> [EXERCISE BRIEF]:
Identify the lines bearing the string "Output" and gather them.

> [Data items]:
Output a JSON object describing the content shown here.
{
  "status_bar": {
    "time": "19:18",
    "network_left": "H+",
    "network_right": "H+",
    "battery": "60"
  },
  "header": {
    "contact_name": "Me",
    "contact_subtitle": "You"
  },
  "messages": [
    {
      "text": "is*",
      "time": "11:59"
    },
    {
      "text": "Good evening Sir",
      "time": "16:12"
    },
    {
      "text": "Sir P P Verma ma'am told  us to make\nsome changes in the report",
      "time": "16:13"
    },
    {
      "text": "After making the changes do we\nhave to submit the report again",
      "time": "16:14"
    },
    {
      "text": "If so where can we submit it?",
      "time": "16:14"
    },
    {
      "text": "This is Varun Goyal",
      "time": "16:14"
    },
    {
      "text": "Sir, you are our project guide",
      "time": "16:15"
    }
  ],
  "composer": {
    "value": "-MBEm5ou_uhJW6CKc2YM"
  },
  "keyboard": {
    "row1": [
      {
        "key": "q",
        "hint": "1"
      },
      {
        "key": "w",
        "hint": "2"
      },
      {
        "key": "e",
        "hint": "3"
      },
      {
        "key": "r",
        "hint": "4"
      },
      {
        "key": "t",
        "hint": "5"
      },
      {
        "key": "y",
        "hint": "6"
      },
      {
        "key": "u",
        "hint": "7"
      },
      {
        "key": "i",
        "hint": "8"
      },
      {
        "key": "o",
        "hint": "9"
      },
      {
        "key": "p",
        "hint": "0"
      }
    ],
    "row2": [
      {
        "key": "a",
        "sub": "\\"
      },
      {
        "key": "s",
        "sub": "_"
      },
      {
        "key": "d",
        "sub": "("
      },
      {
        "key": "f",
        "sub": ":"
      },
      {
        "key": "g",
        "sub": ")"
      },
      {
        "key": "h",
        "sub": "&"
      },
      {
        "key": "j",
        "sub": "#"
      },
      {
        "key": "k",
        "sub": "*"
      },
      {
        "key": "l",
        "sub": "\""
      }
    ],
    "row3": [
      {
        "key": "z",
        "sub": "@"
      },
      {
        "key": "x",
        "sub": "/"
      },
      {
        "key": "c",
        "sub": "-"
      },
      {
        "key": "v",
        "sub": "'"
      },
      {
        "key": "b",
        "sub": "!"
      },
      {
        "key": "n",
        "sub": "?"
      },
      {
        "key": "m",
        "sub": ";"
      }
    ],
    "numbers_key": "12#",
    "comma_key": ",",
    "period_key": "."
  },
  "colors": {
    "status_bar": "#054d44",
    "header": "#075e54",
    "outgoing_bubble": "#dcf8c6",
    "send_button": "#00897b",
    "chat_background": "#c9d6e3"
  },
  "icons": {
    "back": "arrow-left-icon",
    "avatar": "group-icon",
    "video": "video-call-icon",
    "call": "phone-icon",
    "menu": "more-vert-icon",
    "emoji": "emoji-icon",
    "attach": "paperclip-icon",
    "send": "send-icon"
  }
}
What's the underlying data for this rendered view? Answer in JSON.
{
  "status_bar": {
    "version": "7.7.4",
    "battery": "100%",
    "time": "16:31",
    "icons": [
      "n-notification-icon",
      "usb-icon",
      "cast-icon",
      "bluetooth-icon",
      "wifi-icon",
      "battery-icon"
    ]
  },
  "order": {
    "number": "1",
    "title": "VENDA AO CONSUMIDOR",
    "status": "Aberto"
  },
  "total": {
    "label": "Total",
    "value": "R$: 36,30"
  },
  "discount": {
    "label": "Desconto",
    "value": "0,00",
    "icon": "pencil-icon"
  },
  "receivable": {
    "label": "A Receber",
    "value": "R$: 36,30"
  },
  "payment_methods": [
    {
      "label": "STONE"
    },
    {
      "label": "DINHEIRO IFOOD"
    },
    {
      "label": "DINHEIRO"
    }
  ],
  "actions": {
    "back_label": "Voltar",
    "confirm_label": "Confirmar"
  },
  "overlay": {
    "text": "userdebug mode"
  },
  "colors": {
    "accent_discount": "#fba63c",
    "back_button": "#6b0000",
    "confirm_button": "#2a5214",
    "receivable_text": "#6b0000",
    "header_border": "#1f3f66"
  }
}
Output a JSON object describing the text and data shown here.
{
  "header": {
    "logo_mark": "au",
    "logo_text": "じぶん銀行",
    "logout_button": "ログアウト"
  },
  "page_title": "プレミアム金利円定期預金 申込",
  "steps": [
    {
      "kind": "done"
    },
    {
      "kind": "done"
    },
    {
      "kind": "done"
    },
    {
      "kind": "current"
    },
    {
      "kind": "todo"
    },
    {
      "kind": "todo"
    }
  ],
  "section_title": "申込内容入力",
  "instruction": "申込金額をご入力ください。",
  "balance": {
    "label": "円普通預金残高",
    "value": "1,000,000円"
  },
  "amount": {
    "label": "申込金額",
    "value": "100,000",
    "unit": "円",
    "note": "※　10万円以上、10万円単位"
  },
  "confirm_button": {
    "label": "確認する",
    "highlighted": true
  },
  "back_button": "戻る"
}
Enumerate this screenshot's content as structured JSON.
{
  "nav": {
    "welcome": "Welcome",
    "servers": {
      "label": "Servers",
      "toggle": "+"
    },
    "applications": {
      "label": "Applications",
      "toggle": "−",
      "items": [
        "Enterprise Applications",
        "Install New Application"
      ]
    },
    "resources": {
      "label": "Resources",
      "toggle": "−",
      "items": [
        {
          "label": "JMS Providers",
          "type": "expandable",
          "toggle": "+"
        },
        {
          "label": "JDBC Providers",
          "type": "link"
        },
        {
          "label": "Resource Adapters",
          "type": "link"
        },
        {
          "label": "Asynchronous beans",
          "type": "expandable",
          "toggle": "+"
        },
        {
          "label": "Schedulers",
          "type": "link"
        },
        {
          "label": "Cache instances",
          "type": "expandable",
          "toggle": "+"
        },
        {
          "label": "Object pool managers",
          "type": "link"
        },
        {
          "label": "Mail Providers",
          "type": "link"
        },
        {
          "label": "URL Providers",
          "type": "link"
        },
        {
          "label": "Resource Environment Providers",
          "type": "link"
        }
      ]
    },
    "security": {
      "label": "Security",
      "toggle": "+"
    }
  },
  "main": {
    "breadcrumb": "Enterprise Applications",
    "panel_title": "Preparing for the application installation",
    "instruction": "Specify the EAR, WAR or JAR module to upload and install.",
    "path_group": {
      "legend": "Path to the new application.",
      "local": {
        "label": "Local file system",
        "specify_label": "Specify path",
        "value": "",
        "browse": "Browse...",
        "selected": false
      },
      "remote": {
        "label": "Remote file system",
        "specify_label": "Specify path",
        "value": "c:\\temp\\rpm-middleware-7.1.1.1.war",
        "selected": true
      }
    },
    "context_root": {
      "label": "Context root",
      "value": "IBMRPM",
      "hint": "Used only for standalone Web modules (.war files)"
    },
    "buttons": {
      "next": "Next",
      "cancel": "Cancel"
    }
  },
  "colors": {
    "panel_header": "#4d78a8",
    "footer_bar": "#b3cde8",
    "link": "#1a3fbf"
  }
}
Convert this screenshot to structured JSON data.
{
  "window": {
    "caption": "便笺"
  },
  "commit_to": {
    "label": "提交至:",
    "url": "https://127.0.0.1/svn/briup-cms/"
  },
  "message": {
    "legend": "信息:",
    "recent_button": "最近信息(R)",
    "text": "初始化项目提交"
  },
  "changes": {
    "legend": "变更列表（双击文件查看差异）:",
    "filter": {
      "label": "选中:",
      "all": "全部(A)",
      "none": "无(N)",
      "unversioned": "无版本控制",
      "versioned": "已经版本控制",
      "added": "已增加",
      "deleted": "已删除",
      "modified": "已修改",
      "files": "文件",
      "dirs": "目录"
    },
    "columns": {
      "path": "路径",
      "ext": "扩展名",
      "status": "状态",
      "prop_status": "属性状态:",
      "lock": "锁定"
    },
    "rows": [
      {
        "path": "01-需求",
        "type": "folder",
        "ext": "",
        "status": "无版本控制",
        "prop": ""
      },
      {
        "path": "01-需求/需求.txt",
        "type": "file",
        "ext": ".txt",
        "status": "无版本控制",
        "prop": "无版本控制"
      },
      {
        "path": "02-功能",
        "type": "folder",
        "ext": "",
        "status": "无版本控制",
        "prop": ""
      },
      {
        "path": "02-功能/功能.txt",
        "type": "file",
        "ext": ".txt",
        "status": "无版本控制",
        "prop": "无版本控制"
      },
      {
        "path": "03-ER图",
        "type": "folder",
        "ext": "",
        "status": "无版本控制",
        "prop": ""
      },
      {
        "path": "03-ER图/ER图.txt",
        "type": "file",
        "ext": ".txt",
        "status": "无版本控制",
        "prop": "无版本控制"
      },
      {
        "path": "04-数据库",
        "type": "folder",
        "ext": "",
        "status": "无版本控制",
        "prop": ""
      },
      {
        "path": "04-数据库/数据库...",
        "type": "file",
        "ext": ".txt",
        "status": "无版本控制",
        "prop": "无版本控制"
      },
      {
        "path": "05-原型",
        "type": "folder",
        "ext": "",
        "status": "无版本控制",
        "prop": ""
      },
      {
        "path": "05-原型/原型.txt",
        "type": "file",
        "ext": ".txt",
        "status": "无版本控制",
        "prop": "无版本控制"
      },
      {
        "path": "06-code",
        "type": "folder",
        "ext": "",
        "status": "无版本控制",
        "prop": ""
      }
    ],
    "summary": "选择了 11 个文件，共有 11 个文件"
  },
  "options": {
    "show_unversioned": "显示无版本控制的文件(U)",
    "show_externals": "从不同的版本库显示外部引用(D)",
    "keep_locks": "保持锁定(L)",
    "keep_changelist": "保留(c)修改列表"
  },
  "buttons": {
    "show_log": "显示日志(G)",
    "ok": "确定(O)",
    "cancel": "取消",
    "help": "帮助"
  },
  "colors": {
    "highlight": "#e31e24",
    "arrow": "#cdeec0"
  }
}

> [FINAL RESULT]:
Output a JSON object describing the content shown here.
Output a JSON object describing the text and data shown here.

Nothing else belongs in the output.